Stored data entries
__________________________________________________

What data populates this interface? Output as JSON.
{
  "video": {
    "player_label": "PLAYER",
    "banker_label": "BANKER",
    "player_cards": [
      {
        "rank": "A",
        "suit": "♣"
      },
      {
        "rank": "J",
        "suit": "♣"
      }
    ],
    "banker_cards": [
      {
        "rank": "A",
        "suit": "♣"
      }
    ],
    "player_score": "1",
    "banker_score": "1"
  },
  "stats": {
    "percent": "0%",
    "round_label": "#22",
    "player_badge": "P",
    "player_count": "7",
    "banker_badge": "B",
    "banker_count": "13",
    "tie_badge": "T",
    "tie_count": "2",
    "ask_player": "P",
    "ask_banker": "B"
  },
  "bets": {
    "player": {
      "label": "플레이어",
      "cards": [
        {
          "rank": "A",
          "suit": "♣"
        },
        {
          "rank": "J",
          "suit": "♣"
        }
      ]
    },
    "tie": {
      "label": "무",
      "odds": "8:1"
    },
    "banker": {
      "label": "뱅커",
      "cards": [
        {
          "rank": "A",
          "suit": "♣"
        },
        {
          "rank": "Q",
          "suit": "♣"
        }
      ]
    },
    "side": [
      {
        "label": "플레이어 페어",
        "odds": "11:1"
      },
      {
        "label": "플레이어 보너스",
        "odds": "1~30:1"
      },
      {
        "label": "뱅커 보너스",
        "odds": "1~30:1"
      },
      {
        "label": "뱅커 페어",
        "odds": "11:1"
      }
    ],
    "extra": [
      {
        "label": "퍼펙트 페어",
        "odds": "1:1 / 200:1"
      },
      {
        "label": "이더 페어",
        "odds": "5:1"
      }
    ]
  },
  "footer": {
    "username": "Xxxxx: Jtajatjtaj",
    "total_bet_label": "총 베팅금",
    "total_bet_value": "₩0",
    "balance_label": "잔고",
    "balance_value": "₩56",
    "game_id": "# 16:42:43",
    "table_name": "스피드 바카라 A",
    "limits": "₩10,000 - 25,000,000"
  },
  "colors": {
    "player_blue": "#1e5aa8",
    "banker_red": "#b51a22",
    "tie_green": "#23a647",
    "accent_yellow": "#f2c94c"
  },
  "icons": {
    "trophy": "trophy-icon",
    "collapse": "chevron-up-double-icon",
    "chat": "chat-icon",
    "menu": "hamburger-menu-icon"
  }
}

__________________________________________________

**Problem to solve:** Output the listing above without altering a single character.

**Complete answer:**
What data populates this interface? Output as JSON.
{
  "video": {
    "player_label": "PLAYER",
    "banker_label": "BANKER",
    "player_cards": [
      {
        "rank": "A",
        "suit": "♣"
      },
      {
        "rank": "J",
        "suit": "♣"
      }
    ],
    "banker_cards": [
      {
        "rank": "A",
        "suit": "♣"
      }
    ],
    "player_score": "1",
    "banker_score": "1"
  },
  "stats": {
    "percent": "0%",
    "round_label": "#22",
    "player_badge": "P",
    "player_count": "7",
    "banker_badge": "B",
    "banker_count": "13",
    "tie_badge": "T",
    "tie_count": "2",
    "ask_player": "P",
    "ask_banker": "B"
  },
  "bets": {
    "player": {
      "label": "플레이어",
      "cards": [
        {
          "rank": "A",
          "suit": "♣"
        },
        {
          "rank": "J",
          "suit": "♣"
        }
      ]
    },
    "tie": {
      "label": "무",
      "odds": "8:1"
    },
    "banker": {
      "label": "뱅커",
      "cards": [
        {
          "rank": "A",
          "suit": "♣"
        },
        {
          "rank": "Q",
          "suit": "♣"
        }
      ]
    },
    "side": [
      {
        "label": "플레이어 페어",
        "odds": "11:1"
      },
      {
        "label": "플레이어 보너스",
        "odds": "1~30:1"
      },
      {
        "label": "뱅커 보너스",
        "odds": "1~30:1"
      },
      {
        "label": "뱅커 페어",
        "odds": "11:1"
      }
    ],
    "extra": [
      {
        "label": "퍼펙트 페어",
        "odds": "1:1 / 200:1"
      },
      {
        "label": "이더 페어",
        "odds": "5:1"
      }
    ]
  },
  "footer": {
    "username": "Xxxxx: Jtajatjtaj",
    "total_bet_label": "총 베팅금",
    "total_bet_value": "₩0",
    "balance_label": "잔고",
    "balance_value": "₩56",
    "game_id": "# 16:42:43",
    "table_name": "스피드 바카라 A",
    "limits": "₩10,000 - 25,000,000"
  },
  "colors": {
    "player_blue": "#1e5aa8",
    "banker_red": "#b51a22",
    "tie_green": "#23a647",
    "accent_yellow": "#f2c94c"
  },
  "icons": {
    "trophy": "trophy-icon",
    "collapse": "chevron-up-double-icon",
    "chat": "chat-icon",
    "menu": "hamburger-menu-icon"
  }
}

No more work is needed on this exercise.